*Challenge A:*
Return the entries below from their first line through the line containing "- context-select[interactable]: top", inclusive, copying each line unchanged.

** BEGIN Text provided **

# The Conspiracy: Wisdom



## QuadHelix (May 15, 2016)

TheConspiracy; Wisdom
In the modern era, the world's population is unwise.

People claim wisdom doesn't exist; others neglect wisdom in people. In any case, wisdom is not respected.

Media outlets, politicians, scientists, philosophers and others in esteemed positions, promote disunity principles in a society of *lawful unity. *

People were not created equal, we are different – some are wiser than others; others, stronger. Yet, in common, intellectual discussions, simple education is deemed intelligent. A man born unwise, for repeating what educators say, is seen as wise; but this man is ill-informed. He did not learn from example; he did not learn from experience in the natural world – he learned by word of mouth.

He is not attuned with the world around him, but rather he is swept off his feet by another human's symphony.

A high percentage of an unwise man's contributions to intellectual discussions, will be incorrect; a simple education should not be enough to grant an unwise man social power. It is the unwise men with social power that cause many aspects of human nature to decline.

There are unwise people in all fields of expertise; there are bad doctors, bad scientists, bad philosophers and so forth; some of which are respected, some of which have succeeded.

News reports are often false; news channels will broadcast to masses of people, stupidity – in light of profit, propaganda or perversity. Why do we allow this to happen? The simple answer is, our society is, and has been, stupid. 

News channels that broadcast false news should be a criminal offense! The lenient and careless of humanity, who reject this righteous action, against news stations, are part of the problem.

The news is but one of many negligent entities; as mentioned earlier, politicians, scientists, philosophers and others in esteemed positions, also promote disunity principles. We are united by law, therefore we should promote unity.

** END Text provided **
** BEGIN Supplied material **

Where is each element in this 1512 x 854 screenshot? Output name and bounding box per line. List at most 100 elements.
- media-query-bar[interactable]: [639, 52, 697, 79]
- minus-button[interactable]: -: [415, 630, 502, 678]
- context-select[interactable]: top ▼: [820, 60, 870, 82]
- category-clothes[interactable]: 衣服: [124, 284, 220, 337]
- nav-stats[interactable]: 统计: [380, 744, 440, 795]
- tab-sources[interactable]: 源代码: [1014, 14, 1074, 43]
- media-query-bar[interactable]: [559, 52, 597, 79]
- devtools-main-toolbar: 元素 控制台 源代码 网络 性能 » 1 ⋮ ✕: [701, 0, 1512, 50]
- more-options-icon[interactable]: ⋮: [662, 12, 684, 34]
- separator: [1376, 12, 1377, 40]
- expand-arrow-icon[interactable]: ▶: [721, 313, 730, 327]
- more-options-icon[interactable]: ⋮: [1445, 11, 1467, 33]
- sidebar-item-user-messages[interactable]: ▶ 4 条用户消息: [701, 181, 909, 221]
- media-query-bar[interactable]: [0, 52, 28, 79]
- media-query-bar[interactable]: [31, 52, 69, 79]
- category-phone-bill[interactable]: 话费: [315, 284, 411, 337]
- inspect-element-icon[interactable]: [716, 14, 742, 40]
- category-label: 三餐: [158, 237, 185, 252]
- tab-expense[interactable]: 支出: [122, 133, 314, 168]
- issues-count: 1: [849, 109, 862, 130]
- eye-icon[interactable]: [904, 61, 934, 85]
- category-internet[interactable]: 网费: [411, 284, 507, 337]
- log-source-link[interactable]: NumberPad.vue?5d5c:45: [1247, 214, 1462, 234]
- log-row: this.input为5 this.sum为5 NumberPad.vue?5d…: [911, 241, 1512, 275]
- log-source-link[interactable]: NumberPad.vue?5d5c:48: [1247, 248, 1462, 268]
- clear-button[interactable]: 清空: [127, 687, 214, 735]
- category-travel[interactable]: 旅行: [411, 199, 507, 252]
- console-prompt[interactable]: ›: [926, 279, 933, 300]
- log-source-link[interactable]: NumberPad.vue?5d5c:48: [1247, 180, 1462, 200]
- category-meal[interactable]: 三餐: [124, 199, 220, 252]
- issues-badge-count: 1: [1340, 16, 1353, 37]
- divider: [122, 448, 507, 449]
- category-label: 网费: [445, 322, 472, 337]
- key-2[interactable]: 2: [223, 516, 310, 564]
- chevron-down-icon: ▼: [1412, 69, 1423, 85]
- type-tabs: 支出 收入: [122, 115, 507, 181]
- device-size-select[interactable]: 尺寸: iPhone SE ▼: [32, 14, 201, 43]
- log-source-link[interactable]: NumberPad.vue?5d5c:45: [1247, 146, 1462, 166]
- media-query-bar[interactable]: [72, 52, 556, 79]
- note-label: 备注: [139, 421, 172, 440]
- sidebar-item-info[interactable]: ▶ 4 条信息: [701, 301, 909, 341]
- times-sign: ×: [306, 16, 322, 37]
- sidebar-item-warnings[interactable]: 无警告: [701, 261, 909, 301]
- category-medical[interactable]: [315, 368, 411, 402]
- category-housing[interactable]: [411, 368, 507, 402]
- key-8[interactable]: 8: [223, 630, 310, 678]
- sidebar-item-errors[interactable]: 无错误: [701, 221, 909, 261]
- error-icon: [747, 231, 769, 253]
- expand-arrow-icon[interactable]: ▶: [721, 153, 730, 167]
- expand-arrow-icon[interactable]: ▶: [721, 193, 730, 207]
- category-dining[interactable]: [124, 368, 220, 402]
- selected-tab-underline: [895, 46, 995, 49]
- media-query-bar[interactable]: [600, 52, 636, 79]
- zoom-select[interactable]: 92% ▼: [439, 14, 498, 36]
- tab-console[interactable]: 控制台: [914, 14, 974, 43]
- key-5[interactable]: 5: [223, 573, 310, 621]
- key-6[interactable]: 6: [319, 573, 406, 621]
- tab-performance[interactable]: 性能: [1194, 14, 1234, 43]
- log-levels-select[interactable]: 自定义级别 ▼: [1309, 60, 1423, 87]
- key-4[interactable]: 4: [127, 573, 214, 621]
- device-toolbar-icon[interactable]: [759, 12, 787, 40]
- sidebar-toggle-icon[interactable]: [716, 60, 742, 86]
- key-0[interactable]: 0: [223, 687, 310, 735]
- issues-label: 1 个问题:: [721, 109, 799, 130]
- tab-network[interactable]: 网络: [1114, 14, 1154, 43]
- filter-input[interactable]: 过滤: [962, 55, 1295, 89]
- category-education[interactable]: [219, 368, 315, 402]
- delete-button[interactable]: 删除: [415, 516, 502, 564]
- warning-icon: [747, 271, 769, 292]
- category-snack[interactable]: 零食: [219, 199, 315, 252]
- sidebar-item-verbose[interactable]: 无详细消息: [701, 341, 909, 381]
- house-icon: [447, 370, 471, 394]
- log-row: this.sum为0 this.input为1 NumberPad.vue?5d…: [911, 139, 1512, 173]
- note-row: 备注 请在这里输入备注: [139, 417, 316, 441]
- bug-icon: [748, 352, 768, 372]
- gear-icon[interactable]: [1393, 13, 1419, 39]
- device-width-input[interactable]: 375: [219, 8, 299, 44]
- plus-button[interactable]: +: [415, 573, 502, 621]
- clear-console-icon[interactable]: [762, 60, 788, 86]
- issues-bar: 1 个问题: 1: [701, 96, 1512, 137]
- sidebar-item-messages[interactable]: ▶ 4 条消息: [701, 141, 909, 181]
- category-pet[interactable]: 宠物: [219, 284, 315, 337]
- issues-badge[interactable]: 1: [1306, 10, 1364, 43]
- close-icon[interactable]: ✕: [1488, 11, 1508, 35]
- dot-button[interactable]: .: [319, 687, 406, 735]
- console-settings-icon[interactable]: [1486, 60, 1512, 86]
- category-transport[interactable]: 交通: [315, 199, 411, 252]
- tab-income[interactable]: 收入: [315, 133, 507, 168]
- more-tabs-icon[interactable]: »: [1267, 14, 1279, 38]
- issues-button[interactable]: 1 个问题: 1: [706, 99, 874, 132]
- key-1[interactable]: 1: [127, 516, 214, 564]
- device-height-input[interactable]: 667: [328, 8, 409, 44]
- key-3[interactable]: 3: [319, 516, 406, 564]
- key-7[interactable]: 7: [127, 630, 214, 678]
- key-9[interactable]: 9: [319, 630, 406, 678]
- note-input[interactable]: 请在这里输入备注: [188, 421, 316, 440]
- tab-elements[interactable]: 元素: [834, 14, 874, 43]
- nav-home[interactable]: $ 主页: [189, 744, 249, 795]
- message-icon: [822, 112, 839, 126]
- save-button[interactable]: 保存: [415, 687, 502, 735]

** END Supplied material **

*Challenge B:*
In the post on wisdom above, condense the paragraph beginning "People were not created equal" into a shorter version that keeps its main points.

*Expected answer A:*
Where is each element in this 1512 x 854 screenshot? Output name and bounding box per line. List at most 100 elements.
- media-query-bar[interactable]: [639, 52, 697, 79]
- minus-button[interactable]: -: [415, 630, 502, 678]
- context-select[interactable]: top ▼: [820, 60, 870, 82]

*Expected answer B:*
People are not created equal: some are wiser, others stronger. Yet in intellectual discussions, simple education passes for intelligence. An unwise man who repeats what educators say is seen as wise, but he is ill-informed. He learned by word of mouth rather than from example or from experience in the natural world.